◆ **Available records**

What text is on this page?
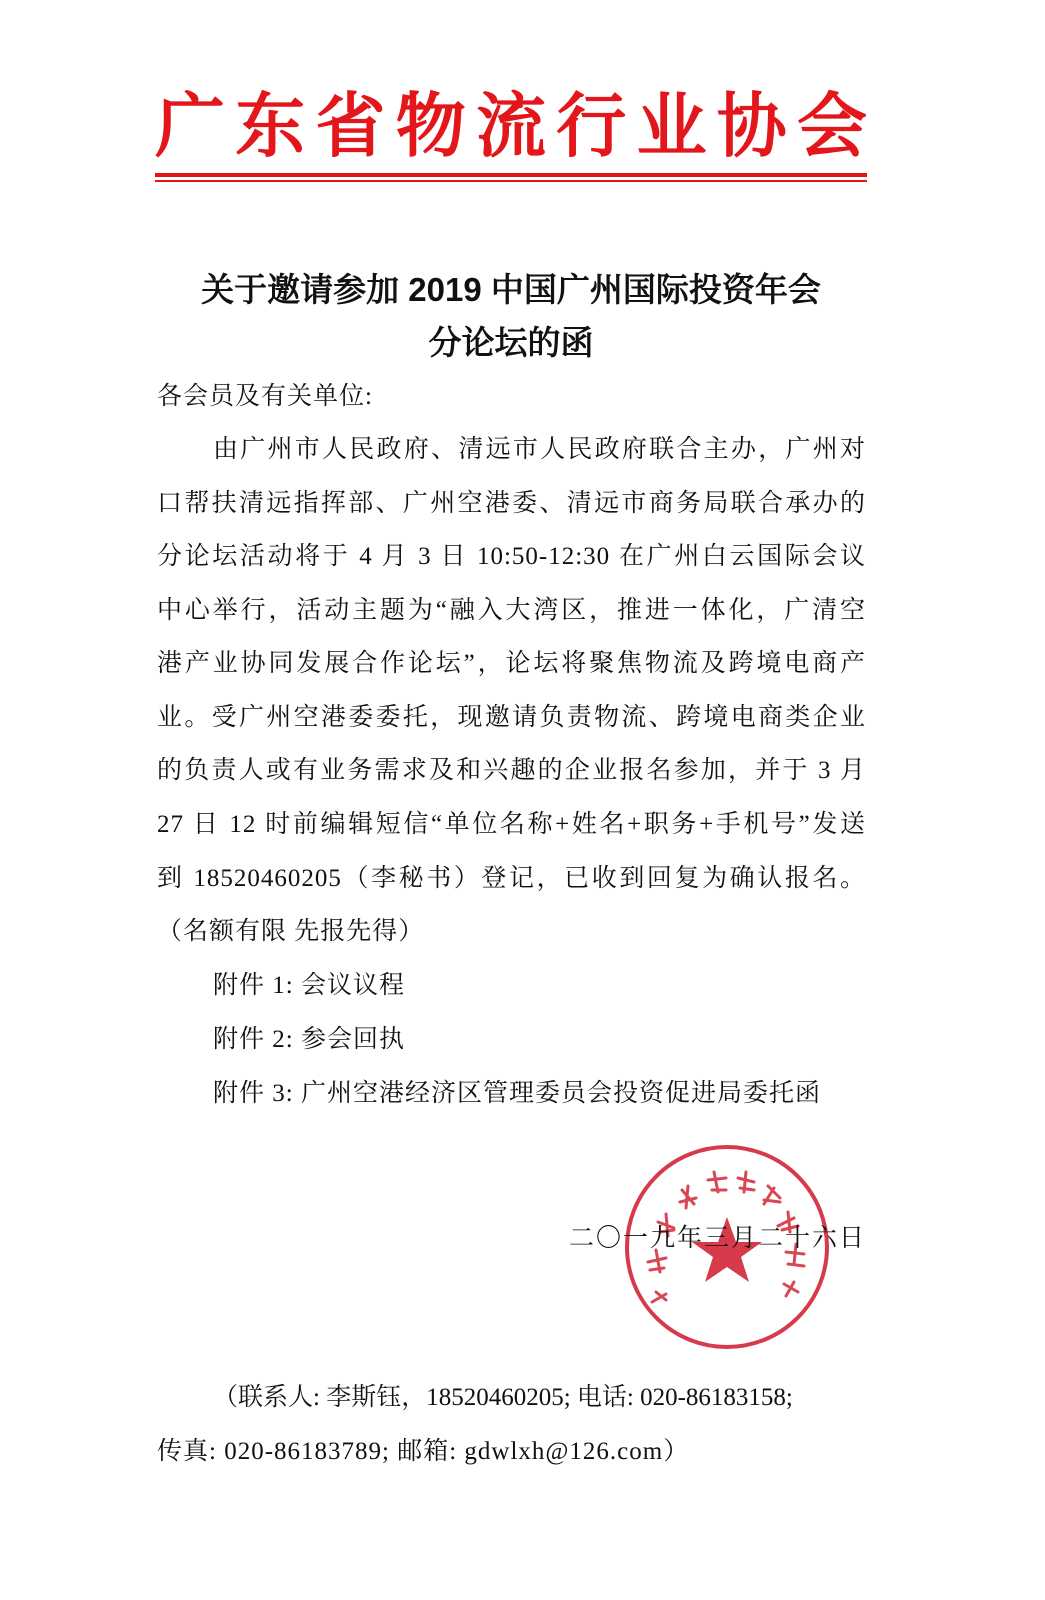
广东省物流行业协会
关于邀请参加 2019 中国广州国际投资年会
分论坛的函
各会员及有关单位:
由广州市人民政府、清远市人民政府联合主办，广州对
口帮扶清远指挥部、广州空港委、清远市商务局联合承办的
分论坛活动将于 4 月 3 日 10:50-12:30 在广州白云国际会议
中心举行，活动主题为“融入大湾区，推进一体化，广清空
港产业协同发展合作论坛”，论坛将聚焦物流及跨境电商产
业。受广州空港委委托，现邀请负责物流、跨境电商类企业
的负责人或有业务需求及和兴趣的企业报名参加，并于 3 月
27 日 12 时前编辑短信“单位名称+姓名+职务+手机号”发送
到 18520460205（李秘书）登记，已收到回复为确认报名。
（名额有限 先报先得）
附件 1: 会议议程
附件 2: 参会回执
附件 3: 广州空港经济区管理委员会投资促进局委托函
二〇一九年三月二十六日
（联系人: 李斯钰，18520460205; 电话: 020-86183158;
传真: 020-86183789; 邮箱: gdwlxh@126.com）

◆ **The exercise**
Skip the pictures and print each record exactly as it stands.

◆ **Result of the exercise**
What text is on this page?
广东省物流行业协会
关于邀请参加 2019 中国广州国际投资年会
分论坛的函
各会员及有关单位:
由广州市人民政府、清远市人民政府联合主办，广州对
口帮扶清远指挥部、广州空港委、清远市商务局联合承办的
分论坛活动将于 4 月 3 日 10:50-12:30 在广州白云国际会议
中心举行，活动主题为“融入大湾区，推进一体化，广清空
港产业协同发展合作论坛”，论坛将聚焦物流及跨境电商产
业。受广州空港委委托，现邀请负责物流、跨境电商类企业
的负责人或有业务需求及和兴趣的企业报名参加，并于 3 月
27 日 12 时前编辑短信“单位名称+姓名+职务+手机号”发送
到 18520460205（李秘书）登记，已收到回复为确认报名。
（名额有限 先报先得）
附件 1: 会议议程
附件 2: 参会回执
附件 3: 广州空港经济区管理委员会投资促进局委托函
二〇一九年三月二十六日
（联系人: 李斯钰，18520460205; 电话: 020-86183158;
传真: 020-86183789; 邮箱: gdwlxh@126.com）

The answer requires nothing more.